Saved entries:

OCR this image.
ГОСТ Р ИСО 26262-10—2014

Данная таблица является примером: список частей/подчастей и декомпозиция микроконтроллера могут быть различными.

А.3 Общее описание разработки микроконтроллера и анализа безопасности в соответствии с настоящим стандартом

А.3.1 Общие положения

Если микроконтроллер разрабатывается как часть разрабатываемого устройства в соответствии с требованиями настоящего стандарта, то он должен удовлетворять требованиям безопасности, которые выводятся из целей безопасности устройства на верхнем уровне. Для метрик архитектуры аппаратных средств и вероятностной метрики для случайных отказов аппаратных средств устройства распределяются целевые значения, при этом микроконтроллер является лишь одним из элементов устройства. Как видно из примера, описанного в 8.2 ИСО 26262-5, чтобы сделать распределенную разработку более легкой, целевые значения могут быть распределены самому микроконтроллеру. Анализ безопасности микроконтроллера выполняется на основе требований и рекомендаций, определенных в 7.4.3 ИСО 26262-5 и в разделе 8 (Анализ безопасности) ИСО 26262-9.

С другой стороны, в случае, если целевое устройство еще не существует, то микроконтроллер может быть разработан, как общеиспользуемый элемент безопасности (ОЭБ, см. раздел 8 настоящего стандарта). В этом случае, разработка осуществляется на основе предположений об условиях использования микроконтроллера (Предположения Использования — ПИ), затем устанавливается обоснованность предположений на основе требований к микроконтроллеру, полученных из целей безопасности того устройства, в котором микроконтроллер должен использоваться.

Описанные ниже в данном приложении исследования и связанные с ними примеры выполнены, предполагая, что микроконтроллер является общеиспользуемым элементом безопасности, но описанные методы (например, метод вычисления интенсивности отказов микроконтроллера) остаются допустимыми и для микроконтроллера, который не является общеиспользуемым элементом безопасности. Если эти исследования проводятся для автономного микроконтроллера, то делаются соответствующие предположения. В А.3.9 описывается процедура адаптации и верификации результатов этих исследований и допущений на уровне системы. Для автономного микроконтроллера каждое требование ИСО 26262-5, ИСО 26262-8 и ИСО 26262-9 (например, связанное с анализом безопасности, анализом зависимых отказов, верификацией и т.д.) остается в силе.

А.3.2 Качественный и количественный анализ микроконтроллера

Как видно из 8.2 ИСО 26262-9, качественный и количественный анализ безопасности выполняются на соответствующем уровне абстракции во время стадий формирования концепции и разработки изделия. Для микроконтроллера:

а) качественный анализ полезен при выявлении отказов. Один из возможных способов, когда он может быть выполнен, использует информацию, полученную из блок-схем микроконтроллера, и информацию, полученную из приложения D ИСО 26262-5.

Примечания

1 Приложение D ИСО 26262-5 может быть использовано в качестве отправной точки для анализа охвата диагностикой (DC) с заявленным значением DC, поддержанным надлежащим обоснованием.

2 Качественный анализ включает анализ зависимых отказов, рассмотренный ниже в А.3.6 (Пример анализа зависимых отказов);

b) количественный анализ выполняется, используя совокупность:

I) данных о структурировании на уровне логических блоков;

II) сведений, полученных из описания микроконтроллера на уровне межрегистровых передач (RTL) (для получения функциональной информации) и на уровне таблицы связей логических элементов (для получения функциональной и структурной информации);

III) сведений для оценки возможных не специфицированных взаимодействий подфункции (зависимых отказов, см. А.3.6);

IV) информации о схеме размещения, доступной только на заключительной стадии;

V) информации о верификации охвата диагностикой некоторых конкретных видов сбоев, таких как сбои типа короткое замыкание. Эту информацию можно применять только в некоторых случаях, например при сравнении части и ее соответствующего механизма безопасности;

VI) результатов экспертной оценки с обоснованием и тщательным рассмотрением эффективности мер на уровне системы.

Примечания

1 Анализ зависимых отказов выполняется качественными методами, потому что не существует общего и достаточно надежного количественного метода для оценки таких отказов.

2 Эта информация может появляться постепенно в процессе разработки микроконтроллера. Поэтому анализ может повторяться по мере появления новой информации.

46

WHAT YOU SHOULD DO
Copy out every line where the word "охвата" occurs.

THE OUTPUT
1 Приложение D ИСО 26262-5 может быть использовано в качестве отправной точки для анализа охвата диагностикой (DC) с заявленным значением DC, поддержанным надлежащим обоснованием.
V) информации о верификации охвата диагностикой некоторых конкретных видов сбоев, таких как сбои типа короткое замыкание. Эту информацию можно применять только в некоторых случаях, например при сравнении части и ее соответствующего механизма безопасности;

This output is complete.